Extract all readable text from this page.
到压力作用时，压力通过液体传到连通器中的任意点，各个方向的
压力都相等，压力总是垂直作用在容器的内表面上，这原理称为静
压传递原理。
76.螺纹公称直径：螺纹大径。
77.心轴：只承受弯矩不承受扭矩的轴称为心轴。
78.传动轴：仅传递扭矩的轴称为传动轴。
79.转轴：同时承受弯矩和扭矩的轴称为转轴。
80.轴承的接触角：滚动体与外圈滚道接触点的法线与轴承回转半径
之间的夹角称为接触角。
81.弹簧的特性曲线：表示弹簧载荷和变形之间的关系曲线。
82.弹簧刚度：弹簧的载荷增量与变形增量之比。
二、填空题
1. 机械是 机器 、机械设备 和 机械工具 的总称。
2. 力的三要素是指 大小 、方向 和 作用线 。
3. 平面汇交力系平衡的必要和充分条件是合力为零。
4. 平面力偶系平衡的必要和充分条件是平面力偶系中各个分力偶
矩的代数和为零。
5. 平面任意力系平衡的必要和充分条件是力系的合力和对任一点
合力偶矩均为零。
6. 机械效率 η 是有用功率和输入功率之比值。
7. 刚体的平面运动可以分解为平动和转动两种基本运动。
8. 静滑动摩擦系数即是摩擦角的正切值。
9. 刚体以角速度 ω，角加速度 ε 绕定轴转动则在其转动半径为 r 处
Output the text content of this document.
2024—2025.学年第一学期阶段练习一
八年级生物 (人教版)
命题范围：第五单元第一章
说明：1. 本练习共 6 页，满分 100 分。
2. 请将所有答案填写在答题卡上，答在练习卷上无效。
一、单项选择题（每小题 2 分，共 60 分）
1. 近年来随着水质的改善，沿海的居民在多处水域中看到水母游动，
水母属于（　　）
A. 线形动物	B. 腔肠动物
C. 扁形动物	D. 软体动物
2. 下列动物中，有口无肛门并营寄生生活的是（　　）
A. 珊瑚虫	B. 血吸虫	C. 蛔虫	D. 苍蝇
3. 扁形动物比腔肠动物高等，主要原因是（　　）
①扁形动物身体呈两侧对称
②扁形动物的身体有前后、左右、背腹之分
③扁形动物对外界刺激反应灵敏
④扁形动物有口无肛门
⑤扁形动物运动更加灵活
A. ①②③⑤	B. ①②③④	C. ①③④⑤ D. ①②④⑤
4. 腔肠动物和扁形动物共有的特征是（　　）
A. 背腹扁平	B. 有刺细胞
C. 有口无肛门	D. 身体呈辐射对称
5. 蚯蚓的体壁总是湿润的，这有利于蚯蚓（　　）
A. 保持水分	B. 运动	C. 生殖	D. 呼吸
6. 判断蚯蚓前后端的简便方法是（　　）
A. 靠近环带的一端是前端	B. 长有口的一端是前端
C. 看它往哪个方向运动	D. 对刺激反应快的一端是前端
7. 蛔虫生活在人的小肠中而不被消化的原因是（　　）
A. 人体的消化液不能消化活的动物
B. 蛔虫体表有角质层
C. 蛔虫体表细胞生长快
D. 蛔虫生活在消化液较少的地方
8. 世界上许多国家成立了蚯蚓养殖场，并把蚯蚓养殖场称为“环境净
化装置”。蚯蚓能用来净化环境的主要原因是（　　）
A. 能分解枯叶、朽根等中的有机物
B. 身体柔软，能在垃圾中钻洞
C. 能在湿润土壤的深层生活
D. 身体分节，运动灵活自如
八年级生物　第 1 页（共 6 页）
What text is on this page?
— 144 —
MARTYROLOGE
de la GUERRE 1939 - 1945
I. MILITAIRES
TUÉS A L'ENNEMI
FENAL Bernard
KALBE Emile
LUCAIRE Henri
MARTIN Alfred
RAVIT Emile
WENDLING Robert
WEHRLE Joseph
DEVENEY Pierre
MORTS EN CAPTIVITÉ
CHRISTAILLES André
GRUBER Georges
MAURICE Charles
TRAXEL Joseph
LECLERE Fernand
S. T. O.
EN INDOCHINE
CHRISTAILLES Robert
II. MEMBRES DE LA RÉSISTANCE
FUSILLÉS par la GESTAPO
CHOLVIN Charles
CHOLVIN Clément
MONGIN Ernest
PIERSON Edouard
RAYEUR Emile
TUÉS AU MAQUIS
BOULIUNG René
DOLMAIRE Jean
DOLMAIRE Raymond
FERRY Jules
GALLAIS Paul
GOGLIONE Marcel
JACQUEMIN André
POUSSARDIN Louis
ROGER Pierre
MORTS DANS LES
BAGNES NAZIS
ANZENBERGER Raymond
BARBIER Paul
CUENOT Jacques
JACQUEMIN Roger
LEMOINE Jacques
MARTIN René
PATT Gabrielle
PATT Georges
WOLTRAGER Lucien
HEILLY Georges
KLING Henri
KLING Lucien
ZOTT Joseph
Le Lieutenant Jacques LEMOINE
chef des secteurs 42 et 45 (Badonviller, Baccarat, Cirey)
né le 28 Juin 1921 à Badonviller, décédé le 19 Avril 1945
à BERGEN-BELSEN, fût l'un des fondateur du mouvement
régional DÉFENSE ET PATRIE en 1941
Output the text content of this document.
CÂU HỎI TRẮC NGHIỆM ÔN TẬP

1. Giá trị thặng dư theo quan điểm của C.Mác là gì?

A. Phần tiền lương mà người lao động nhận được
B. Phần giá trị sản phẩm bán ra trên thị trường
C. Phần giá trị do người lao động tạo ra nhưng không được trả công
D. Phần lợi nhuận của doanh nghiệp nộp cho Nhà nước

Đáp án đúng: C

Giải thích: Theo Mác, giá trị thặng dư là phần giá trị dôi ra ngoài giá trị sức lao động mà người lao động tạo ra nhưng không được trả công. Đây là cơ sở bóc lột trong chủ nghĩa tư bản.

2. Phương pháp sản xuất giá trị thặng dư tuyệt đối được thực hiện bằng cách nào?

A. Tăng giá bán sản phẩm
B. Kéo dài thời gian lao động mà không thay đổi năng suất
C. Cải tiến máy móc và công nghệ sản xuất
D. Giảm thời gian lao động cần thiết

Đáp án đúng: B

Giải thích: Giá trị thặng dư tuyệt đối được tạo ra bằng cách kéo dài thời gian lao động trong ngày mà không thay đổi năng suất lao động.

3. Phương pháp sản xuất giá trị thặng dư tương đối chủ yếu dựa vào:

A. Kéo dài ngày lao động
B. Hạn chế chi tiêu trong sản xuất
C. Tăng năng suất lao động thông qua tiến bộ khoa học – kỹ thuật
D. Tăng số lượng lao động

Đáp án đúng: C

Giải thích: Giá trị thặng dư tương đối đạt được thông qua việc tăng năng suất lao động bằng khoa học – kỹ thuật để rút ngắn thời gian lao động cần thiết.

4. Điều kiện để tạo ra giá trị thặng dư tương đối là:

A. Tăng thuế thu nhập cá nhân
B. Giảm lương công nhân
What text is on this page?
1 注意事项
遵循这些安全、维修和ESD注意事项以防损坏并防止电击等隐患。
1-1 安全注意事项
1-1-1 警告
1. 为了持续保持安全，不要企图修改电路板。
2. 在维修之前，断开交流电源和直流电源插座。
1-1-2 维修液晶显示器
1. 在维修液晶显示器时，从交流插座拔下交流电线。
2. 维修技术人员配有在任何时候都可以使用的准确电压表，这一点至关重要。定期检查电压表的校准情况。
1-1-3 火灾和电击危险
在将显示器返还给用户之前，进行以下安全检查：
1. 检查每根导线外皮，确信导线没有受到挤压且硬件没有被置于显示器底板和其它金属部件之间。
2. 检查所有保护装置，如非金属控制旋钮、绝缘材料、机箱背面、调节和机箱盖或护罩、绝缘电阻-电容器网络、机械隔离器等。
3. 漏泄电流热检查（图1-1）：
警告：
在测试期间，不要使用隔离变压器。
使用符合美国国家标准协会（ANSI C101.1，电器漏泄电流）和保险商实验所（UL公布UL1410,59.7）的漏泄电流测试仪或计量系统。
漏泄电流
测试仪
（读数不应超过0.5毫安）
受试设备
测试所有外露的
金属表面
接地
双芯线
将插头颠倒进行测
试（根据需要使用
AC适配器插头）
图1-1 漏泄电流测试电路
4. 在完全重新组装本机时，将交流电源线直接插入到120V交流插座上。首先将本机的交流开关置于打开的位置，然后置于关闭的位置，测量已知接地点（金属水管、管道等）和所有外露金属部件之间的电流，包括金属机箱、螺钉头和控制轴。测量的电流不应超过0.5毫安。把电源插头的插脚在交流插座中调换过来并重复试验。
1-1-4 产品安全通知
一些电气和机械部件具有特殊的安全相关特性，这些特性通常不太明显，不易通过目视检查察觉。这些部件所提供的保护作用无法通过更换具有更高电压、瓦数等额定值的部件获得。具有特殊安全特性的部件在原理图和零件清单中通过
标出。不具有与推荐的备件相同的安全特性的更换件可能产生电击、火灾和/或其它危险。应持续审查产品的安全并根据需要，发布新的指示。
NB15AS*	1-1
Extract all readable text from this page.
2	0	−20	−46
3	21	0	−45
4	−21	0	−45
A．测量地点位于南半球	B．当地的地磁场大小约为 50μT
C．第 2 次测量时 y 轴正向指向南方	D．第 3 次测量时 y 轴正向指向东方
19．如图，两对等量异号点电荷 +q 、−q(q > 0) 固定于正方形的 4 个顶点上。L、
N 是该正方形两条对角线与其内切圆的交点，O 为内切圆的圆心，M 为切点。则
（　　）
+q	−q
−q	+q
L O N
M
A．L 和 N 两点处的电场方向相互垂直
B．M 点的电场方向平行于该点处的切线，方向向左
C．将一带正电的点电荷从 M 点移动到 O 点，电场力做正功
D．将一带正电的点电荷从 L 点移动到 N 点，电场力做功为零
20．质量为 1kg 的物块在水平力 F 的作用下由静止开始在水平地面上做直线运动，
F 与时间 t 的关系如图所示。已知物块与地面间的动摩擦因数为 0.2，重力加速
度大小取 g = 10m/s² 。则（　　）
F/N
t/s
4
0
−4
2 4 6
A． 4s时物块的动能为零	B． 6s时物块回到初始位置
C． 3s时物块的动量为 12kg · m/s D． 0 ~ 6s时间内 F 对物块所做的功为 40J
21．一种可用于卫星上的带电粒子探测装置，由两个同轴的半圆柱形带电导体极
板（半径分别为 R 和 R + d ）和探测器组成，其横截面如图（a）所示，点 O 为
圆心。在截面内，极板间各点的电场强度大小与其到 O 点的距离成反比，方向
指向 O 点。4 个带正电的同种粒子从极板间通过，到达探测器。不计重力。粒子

**WHAT YOU WILL DO:** Read the data above and pull out each line that holds the string "xuất".

**WRITTEN REPLY:**
2. Phương pháp sản xuất giá trị thặng dư tuyệt đối được thực hiện bằng cách nào?
C. Cải tiến máy móc và công nghệ sản xuất
3. Phương pháp sản xuất giá trị thặng dư tương đối chủ yếu dựa vào:
B. Hạn chế chi tiêu trong sản xuất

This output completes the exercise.